-- start of RECORDS SUPPLIED --
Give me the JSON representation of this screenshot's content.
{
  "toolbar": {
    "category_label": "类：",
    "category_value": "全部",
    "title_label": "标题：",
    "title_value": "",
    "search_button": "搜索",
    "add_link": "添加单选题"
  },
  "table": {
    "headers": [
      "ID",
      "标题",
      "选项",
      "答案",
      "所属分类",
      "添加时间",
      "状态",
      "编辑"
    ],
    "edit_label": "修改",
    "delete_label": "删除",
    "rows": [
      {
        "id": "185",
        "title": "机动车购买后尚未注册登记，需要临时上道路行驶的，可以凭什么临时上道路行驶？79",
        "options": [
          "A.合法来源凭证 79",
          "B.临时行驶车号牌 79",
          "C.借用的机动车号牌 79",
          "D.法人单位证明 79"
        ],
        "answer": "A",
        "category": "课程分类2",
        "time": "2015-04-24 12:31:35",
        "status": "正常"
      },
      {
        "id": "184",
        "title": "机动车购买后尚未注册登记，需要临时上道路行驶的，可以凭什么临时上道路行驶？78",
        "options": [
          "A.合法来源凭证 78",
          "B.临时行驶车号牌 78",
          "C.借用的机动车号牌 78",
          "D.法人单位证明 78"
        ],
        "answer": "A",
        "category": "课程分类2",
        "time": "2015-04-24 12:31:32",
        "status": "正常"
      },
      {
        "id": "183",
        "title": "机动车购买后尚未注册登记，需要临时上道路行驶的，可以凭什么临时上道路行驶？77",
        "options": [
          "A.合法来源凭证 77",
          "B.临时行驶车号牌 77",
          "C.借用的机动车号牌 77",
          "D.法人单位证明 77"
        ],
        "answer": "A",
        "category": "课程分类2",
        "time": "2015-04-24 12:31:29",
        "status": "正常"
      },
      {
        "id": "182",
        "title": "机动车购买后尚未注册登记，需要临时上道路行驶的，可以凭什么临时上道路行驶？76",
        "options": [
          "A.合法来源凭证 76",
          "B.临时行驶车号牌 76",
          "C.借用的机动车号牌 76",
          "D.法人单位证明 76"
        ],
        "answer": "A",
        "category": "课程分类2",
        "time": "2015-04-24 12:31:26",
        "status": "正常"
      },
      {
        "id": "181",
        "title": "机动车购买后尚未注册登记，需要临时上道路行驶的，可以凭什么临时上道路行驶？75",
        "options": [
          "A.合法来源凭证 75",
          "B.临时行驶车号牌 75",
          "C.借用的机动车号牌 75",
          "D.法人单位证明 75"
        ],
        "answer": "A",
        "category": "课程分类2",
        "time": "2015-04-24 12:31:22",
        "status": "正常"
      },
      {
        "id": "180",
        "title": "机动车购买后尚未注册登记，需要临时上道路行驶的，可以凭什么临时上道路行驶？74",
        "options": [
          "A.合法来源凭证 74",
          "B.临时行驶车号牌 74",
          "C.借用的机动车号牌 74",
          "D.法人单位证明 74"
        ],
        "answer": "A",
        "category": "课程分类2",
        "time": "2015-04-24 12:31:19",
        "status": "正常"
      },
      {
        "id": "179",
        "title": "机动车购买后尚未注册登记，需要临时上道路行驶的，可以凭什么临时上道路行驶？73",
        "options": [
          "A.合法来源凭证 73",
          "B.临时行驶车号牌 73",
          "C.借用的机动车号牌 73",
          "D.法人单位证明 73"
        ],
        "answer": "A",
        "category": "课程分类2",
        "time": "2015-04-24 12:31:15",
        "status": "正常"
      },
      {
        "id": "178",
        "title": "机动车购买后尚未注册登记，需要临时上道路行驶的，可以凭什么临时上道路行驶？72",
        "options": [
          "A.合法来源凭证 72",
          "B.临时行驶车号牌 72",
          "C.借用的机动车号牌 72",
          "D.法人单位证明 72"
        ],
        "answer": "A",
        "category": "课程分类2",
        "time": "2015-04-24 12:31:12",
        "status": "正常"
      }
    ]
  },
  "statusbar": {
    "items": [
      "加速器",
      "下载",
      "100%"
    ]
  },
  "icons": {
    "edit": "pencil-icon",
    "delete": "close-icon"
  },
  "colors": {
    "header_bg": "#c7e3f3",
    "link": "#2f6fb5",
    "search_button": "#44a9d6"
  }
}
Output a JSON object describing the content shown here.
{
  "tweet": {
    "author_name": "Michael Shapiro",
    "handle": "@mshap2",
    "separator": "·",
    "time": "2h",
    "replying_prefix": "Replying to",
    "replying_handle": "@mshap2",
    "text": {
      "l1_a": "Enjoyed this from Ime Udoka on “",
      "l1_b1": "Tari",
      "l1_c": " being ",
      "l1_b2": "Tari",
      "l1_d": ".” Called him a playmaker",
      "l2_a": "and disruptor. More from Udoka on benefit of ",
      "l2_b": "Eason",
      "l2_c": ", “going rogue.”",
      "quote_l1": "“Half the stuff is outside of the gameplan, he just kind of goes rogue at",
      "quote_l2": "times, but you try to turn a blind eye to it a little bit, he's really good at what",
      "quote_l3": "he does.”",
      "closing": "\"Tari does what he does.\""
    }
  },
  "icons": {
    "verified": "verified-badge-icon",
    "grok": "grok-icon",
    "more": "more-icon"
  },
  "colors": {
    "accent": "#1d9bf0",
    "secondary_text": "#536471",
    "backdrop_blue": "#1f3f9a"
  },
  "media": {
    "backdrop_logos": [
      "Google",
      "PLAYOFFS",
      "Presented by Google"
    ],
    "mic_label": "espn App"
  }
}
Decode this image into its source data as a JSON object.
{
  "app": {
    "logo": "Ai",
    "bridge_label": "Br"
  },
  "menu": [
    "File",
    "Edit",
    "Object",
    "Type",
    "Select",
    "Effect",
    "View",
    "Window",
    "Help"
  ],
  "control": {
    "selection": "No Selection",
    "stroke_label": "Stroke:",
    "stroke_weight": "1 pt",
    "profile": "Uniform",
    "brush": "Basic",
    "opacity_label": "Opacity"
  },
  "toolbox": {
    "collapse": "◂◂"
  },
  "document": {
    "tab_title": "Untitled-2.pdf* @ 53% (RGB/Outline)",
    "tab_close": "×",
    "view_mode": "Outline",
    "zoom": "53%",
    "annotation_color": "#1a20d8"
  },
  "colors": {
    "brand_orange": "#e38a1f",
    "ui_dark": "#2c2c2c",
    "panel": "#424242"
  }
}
-- end of RECORDS SUPPLIED --
_DIRECTIONS FOR THIS TASK_
Return each line in the records that holds the string "from".

_SOLVED PROBLEM_
      "l1_a": "Enjoyed this from Ime Udoka on “",
      "l2_a": "and disruptor. More from Udoka on benefit of ",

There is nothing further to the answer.